DIRECTIONS: Sift the material for lines containing "JSON", and return them.

────────────────────────────────────────

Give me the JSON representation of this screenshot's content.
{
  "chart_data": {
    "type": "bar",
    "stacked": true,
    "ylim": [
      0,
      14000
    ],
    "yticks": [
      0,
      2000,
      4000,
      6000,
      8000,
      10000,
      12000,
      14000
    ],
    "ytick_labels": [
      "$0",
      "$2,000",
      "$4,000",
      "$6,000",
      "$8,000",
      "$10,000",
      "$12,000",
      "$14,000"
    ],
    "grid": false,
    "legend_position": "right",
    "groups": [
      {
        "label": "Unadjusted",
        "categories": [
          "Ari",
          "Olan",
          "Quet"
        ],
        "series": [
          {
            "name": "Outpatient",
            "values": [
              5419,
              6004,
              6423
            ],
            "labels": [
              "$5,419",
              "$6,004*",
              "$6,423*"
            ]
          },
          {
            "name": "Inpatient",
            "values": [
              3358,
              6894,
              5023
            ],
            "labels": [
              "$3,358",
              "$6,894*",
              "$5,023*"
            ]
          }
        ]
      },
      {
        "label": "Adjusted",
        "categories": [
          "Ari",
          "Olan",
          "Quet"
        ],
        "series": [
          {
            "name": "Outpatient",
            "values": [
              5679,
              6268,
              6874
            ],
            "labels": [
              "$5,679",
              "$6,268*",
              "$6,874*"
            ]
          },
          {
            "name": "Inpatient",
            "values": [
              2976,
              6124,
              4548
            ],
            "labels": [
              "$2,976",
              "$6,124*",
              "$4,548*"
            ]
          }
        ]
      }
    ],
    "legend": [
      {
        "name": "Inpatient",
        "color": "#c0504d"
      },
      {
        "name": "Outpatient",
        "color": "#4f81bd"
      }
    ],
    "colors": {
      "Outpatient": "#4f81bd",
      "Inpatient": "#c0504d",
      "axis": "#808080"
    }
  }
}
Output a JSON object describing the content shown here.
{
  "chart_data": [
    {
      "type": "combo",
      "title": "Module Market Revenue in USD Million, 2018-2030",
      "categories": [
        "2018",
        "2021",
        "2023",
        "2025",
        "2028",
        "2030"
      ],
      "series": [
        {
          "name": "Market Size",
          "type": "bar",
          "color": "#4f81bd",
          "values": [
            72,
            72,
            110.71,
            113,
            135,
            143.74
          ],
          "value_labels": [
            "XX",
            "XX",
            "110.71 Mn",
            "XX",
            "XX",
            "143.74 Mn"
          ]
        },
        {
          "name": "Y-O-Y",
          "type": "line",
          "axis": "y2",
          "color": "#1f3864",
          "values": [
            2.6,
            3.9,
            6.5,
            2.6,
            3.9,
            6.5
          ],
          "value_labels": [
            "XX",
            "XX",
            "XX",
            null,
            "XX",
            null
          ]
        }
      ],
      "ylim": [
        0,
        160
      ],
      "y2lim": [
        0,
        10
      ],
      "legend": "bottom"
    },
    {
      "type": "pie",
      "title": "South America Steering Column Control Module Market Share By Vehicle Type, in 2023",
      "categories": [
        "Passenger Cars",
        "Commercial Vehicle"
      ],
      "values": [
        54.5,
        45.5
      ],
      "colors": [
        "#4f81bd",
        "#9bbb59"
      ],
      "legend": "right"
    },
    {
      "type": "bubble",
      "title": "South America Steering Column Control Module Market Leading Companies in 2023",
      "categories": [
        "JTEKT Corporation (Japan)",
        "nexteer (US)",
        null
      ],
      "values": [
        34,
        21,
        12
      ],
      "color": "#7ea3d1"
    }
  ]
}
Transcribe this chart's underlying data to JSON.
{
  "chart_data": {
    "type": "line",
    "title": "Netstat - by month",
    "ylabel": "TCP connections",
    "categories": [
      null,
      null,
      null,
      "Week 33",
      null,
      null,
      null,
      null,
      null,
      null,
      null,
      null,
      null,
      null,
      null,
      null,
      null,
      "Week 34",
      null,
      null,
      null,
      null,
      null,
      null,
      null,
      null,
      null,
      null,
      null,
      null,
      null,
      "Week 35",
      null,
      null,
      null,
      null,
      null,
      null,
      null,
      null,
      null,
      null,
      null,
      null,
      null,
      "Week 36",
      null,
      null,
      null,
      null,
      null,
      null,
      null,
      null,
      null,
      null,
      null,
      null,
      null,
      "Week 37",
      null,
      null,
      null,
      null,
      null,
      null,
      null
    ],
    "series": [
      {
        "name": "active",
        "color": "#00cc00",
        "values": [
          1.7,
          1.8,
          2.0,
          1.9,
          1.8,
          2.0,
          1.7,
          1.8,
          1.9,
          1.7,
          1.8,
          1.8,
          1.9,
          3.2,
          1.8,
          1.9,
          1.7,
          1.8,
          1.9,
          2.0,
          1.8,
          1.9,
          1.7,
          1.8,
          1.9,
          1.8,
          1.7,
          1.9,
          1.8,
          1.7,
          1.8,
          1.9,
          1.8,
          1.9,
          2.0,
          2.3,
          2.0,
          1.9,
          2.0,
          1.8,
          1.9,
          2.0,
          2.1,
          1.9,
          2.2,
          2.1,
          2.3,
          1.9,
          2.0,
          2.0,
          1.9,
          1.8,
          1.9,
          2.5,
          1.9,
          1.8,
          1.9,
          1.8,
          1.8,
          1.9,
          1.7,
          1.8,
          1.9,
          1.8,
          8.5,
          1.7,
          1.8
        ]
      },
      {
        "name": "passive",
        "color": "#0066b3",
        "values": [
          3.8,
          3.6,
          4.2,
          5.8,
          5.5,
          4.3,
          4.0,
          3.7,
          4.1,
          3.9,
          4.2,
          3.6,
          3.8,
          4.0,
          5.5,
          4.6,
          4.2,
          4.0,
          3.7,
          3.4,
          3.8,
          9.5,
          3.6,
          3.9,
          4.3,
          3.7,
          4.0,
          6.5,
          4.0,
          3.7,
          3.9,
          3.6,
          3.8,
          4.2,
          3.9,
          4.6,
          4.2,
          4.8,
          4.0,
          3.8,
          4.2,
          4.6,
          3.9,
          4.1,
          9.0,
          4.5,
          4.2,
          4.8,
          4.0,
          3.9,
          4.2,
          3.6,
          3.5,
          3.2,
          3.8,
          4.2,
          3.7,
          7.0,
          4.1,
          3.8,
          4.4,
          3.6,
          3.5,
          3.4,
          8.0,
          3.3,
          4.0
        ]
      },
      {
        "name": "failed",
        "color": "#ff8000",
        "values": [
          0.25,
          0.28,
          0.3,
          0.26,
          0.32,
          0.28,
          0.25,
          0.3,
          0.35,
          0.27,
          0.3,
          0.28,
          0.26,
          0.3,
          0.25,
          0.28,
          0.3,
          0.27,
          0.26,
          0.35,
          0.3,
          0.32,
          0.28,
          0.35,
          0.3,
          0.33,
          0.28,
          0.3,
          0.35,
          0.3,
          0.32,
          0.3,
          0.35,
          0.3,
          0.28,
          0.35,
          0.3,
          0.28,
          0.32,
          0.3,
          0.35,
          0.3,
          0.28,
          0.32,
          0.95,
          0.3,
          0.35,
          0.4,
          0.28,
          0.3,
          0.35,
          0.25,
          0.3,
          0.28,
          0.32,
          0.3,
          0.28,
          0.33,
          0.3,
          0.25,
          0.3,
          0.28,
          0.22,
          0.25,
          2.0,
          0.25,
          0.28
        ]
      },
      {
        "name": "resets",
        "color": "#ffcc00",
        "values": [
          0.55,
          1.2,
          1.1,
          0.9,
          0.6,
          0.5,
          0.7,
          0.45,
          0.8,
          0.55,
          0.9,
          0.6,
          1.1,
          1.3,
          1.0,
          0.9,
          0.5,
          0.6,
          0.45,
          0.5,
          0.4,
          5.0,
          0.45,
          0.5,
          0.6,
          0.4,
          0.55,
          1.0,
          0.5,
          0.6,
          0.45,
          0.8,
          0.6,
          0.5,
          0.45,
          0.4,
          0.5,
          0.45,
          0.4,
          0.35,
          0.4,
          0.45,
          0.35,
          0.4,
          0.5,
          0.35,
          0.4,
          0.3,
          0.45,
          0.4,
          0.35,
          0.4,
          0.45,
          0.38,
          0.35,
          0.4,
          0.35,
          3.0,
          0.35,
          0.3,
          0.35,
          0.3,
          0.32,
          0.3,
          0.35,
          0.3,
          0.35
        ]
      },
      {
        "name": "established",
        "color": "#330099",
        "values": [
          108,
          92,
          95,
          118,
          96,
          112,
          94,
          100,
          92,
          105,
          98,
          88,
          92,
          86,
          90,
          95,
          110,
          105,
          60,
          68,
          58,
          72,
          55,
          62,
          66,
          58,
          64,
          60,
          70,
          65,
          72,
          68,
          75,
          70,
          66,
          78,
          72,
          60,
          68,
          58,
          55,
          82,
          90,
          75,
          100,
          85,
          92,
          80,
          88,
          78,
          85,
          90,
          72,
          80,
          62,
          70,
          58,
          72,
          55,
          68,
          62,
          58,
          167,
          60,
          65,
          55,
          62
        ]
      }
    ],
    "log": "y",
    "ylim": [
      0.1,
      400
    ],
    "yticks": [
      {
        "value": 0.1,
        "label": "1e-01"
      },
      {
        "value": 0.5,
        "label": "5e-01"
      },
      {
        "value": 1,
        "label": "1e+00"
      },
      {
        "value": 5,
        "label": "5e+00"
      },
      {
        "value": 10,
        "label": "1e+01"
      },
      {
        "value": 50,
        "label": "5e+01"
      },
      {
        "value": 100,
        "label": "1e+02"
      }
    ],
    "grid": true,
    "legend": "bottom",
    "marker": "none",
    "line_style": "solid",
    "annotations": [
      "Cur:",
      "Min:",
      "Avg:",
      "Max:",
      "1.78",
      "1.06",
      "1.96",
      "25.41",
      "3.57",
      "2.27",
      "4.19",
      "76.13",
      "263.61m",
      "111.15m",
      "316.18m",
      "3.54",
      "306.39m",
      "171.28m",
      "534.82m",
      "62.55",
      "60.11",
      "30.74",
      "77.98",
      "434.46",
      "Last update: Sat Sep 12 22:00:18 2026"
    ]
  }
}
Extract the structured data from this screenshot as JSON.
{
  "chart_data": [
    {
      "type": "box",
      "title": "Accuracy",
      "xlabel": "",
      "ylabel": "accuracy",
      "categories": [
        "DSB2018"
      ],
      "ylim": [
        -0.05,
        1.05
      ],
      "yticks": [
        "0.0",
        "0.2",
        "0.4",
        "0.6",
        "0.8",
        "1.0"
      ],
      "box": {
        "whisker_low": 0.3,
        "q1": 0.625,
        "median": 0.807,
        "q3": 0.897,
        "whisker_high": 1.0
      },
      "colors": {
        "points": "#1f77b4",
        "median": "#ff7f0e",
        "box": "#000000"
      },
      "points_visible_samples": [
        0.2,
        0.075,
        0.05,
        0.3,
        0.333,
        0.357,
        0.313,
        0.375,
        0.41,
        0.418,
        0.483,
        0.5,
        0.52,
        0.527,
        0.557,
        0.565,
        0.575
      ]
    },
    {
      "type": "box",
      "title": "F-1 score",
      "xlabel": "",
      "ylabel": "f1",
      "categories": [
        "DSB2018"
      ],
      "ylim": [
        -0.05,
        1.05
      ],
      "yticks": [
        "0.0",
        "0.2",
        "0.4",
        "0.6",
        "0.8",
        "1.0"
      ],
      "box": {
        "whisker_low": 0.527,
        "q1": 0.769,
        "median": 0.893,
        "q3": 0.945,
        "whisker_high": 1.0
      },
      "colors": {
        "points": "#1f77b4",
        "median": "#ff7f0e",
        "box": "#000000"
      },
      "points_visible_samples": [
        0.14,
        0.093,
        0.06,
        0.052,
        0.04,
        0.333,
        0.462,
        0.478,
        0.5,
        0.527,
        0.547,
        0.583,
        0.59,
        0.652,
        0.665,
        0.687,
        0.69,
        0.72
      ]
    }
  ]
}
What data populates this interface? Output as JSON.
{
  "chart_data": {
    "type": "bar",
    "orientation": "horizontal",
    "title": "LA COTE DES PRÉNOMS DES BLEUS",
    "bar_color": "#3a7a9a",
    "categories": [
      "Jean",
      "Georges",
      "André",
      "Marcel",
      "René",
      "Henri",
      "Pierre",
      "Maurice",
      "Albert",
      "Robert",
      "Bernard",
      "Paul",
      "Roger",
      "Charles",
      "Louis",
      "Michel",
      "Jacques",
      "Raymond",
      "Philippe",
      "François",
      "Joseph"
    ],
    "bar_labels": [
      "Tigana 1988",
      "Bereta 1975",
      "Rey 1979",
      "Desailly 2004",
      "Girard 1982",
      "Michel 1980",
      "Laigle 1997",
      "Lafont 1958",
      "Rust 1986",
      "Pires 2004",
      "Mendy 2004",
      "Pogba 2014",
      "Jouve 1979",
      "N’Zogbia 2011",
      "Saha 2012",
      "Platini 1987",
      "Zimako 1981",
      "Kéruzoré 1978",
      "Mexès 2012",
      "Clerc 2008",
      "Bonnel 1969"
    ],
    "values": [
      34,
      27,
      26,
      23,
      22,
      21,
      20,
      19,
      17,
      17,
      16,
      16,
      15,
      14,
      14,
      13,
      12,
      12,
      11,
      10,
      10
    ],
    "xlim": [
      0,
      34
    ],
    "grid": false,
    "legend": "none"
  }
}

────────────────────────────────────────

THE SOLUTION:
Give me the JSON representation of this screenshot's content.
Output a JSON object describing the content shown here.
Transcribe this chart's underlying data to JSON.
Extract the structured data from this screenshot as JSON.
What data populates this interface? Output as JSON.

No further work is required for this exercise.